# AIM OF THE EXERCISE
All entries are to be given again verbatim.

# RECORDS TO USE
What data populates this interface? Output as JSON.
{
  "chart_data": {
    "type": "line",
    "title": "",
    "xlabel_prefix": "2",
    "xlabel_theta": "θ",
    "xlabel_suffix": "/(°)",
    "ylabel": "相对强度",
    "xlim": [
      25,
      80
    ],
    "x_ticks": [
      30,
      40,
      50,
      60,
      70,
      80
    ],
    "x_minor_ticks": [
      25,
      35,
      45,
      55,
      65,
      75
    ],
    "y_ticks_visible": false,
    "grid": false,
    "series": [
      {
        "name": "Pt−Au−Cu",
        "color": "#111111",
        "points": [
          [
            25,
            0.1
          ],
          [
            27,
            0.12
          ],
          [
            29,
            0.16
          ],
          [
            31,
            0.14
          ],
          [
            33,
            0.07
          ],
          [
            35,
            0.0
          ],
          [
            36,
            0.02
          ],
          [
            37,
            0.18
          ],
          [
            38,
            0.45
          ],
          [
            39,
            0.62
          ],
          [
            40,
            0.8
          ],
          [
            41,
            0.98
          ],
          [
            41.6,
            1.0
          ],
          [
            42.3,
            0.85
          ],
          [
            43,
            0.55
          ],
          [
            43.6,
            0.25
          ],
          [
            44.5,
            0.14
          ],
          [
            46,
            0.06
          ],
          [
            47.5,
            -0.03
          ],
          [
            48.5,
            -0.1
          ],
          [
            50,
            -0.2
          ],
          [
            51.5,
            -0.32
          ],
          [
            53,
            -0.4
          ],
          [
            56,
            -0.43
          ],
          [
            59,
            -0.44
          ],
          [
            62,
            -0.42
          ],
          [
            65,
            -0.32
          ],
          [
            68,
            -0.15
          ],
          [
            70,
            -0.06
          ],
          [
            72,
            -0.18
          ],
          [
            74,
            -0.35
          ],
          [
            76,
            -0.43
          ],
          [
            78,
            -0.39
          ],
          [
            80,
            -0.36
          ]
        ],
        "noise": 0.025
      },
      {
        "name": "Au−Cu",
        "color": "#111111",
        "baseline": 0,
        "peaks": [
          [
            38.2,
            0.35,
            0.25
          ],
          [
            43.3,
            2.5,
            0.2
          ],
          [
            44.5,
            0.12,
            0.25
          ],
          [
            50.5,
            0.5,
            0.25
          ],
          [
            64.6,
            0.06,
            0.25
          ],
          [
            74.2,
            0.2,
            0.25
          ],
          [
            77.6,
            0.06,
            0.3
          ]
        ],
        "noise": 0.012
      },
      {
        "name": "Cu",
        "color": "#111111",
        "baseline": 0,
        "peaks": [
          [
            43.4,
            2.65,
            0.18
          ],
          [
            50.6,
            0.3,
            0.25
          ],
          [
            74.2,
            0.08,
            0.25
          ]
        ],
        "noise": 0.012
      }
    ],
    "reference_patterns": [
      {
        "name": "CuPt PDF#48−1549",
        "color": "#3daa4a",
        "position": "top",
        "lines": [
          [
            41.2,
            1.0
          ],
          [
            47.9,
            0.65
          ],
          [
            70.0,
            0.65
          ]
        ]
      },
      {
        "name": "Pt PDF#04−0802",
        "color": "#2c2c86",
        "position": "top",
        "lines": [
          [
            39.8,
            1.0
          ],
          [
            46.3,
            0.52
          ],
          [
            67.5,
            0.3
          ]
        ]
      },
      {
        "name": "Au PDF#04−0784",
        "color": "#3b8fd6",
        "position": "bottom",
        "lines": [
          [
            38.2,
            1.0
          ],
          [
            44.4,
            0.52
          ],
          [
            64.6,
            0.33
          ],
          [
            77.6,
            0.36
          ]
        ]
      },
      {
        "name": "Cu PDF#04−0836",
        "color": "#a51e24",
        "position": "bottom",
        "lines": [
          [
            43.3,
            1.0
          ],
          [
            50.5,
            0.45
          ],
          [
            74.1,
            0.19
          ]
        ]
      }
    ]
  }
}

# FINAL RESULT
What data populates this interface? Output as JSON.
{
  "chart_data": {
    "type": "line",
    "title": "",
    "xlabel_prefix": "2",
    "xlabel_theta": "θ",
    "xlabel_suffix": "/(°)",
    "ylabel": "相对强度",
    "xlim": [
      25,
      80
    ],
    "x_ticks": [
      30,
      40,
      50,
      60,
      70,
      80
    ],
    "x_minor_ticks": [
      25,
      35,
      45,
      55,
      65,
      75
    ],
    "y_ticks_visible": false,
    "grid": false,
    "series": [
      {
        "name": "Pt−Au−Cu",
        "color": "#111111",
        "points": [
          [
            25,
            0.1
          ],
          [
            27,
            0.12
          ],
          [
            29,
            0.16
          ],
          [
            31,
            0.14
          ],
          [
            33,
            0.07
          ],
          [
            35,
            0.0
          ],
          [
            36,
            0.02
          ],
          [
            37,
            0.18
          ],
          [
            38,
            0.45
          ],
          [
            39,
            0.62
          ],
          [
            40,
            0.8
          ],
          [
            41,
            0.98
          ],
          [
            41.6,
            1.0
          ],
          [
            42.3,
            0.85
          ],
          [
            43,
            0.55
          ],
          [
            43.6,
            0.25
          ],
          [
            44.5,
            0.14
          ],
          [
            46,
            0.06
          ],
          [
            47.5,
            -0.03
          ],
          [
            48.5,
            -0.1
          ],
          [
            50,
            -0.2
          ],
          [
            51.5,
            -0.32
          ],
          [
            53,
            -0.4
          ],
          [
            56,
            -0.43
          ],
          [
            59,
            -0.44
          ],
          [
            62,
            -0.42
          ],
          [
            65,
            -0.32
          ],
          [
            68,
            -0.15
          ],
          [
            70,
            -0.06
          ],
          [
            72,
            -0.18
          ],
          [
            74,
            -0.35
          ],
          [
            76,
            -0.43
          ],
          [
            78,
            -0.39
          ],
          [
            80,
            -0.36
          ]
        ],
        "noise": 0.025
      },
      {
        "name": "Au−Cu",
        "color": "#111111",
        "baseline": 0,
        "peaks": [
          [
            38.2,
            0.35,
            0.25
          ],
          [
            43.3,
            2.5,
            0.2
          ],
          [
            44.5,
            0.12,
            0.25
          ],
          [
            50.5,
            0.5,
            0.25
          ],
          [
            64.6,
            0.06,
            0.25
          ],
          [
            74.2,
            0.2,
            0.25
          ],
          [
            77.6,
            0.06,
            0.3
          ]
        ],
        "noise": 0.012
      },
      {
        "name": "Cu",
        "color": "#111111",
        "baseline": 0,
        "peaks": [
          [
            43.4,
            2.65,
            0.18
          ],
          [
            50.6,
            0.3,
            0.25
          ],
          [
            74.2,
            0.08,
            0.25
          ]
        ],
        "noise": 0.012
      }
    ],
    "reference_patterns": [
      {
        "name": "CuPt PDF#48−1549",
        "color": "#3daa4a",
        "position": "top",
        "lines": [
          [
            41.2,
            1.0
          ],
          [
            47.9,
            0.65
          ],
          [
            70.0,
            0.65
          ]
        ]
      },
      {
        "name": "Pt PDF#04−0802",
        "color": "#2c2c86",
        "position": "top",
        "lines": [
          [
            39.8,
            1.0
          ],
          [
            46.3,
            0.52
          ],
          [
            67.5,
            0.3
          ]
        ]
      },
      {
        "name": "Au PDF#04−0784",
        "color": "#3b8fd6",
        "position": "bottom",
        "lines": [
          [
            38.2,
            1.0
          ],
          [
            44.4,
            0.52
          ],
          [
            64.6,
            0.33
          ],
          [
            77.6,
            0.36
          ]
        ]
      },
      {
        "name": "Cu PDF#04−0836",
        "color": "#a51e24",
        "position": "bottom",
        "lines": [
          [
            43.3,
            1.0
          ],
          [
            50.5,
            0.45
          ],
          [
            74.1,
            0.19
          ]
        ]
      }
    ]
  }
}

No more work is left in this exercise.